Scan the data below for the string "visible". Show every line where it turns up.

==== Supplied information

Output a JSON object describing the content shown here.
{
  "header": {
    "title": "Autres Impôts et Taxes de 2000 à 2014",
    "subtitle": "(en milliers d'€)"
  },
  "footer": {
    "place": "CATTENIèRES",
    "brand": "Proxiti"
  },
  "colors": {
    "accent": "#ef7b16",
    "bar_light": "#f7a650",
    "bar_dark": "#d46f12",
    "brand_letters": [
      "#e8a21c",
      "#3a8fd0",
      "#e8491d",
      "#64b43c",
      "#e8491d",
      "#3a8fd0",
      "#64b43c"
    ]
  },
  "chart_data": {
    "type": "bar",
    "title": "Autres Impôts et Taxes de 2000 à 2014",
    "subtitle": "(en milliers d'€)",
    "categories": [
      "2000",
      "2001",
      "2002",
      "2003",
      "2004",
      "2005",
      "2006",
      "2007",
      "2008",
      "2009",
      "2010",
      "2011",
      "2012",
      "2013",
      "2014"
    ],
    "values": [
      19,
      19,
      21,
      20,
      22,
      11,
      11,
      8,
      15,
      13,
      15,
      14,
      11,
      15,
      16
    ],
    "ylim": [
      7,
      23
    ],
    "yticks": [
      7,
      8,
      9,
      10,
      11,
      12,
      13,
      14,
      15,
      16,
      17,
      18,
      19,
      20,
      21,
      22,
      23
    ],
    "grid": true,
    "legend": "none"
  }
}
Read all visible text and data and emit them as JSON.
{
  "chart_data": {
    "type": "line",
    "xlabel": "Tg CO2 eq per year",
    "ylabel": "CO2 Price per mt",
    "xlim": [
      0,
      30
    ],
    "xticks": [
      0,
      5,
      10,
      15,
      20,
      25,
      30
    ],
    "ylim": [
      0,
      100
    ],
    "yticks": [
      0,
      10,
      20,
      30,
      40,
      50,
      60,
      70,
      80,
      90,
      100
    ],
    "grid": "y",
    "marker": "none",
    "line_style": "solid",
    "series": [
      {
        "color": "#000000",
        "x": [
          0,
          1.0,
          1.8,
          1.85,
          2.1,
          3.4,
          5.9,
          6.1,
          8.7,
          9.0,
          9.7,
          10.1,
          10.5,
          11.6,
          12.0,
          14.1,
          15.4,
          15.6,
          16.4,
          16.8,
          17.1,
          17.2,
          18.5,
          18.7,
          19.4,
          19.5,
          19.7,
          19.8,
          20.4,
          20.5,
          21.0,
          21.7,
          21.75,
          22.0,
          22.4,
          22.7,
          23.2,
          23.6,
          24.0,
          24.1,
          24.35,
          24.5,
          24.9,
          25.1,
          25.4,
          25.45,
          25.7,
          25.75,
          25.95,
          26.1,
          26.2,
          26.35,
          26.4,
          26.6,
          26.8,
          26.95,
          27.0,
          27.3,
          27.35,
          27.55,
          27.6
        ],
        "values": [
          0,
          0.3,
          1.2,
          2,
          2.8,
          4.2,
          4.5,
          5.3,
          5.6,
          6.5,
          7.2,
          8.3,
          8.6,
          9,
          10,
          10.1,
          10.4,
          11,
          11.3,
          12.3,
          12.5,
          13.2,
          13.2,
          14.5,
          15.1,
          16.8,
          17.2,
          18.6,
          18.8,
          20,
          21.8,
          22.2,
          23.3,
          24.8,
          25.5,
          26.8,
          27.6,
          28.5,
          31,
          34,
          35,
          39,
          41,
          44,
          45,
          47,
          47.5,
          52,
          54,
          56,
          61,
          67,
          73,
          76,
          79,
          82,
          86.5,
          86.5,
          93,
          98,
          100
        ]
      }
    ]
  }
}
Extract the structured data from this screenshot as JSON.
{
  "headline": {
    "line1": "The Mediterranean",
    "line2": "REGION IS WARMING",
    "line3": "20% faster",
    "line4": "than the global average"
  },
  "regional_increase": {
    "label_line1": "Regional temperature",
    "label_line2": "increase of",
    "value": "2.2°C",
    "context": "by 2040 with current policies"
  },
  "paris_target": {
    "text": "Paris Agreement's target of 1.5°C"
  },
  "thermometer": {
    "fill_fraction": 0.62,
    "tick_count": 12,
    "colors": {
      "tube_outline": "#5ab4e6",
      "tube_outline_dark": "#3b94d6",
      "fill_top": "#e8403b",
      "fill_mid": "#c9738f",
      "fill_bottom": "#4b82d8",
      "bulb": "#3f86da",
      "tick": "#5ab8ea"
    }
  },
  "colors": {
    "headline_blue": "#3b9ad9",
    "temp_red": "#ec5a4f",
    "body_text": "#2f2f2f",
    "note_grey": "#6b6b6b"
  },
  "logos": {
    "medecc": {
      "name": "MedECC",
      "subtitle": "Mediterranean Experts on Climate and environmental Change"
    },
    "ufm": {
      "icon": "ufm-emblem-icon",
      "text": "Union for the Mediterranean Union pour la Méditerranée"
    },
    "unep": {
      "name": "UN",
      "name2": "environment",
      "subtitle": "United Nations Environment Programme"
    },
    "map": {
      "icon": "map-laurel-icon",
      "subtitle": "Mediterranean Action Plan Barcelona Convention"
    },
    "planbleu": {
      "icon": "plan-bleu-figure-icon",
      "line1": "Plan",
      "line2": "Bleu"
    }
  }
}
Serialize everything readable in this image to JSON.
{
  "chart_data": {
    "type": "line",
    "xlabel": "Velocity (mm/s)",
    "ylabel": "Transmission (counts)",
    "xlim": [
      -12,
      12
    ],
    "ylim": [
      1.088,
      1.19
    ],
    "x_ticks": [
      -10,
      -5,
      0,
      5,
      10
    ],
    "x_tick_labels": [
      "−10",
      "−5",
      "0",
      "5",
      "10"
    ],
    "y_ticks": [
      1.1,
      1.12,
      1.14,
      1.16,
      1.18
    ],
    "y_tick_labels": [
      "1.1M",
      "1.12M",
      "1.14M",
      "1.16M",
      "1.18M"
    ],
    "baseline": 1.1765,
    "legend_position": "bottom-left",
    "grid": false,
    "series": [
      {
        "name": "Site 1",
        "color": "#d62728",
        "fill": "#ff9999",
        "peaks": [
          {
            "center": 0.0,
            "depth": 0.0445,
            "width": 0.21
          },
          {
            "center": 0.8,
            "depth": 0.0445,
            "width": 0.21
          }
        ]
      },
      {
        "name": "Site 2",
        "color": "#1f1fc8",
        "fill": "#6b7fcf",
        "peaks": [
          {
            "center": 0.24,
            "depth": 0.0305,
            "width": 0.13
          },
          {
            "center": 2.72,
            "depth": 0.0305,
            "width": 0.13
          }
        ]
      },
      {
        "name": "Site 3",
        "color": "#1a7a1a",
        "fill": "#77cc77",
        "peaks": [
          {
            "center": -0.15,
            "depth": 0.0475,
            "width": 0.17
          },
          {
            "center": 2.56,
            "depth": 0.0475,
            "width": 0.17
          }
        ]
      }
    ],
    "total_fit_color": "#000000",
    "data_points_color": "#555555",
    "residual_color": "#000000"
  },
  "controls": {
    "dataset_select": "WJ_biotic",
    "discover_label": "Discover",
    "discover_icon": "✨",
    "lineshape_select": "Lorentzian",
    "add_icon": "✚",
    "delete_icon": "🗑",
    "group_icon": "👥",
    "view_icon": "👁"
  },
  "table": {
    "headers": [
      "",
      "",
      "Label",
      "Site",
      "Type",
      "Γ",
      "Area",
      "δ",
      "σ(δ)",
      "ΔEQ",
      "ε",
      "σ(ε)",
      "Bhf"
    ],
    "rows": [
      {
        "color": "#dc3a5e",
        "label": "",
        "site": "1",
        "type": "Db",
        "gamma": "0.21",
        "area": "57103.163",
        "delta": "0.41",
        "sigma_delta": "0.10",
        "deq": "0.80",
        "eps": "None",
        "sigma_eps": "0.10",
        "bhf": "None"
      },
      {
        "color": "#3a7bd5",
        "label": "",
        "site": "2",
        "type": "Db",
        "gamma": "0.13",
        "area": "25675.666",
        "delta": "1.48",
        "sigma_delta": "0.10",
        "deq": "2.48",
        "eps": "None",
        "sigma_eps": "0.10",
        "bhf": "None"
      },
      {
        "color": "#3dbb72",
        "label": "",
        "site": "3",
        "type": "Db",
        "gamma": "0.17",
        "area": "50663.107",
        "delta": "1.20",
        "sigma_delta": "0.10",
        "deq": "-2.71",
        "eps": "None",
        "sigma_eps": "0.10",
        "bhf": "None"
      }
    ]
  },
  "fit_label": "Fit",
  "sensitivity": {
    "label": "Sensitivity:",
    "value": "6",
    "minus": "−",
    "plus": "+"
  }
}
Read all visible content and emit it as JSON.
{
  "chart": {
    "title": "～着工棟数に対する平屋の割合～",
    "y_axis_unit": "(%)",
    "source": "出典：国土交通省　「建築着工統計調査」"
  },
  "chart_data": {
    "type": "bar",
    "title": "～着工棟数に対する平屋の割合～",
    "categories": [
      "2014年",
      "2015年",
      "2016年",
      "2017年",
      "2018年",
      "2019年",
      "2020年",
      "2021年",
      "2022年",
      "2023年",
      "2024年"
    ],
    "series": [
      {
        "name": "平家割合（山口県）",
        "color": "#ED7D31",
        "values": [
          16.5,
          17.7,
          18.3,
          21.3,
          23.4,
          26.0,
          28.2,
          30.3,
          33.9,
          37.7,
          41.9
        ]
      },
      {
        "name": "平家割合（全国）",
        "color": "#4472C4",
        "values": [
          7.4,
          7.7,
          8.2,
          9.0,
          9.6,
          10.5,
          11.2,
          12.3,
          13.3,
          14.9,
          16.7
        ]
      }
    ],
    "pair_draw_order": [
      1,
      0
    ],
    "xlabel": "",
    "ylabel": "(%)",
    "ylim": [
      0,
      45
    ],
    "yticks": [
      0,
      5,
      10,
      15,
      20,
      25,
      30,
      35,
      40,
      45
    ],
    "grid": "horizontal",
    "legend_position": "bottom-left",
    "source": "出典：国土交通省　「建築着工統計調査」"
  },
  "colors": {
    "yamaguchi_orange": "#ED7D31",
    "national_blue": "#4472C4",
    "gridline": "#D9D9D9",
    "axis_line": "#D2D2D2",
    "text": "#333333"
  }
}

========

*Task response*.
Read all visible text and data and emit them as JSON.
Read all visible content and emit it as JSON.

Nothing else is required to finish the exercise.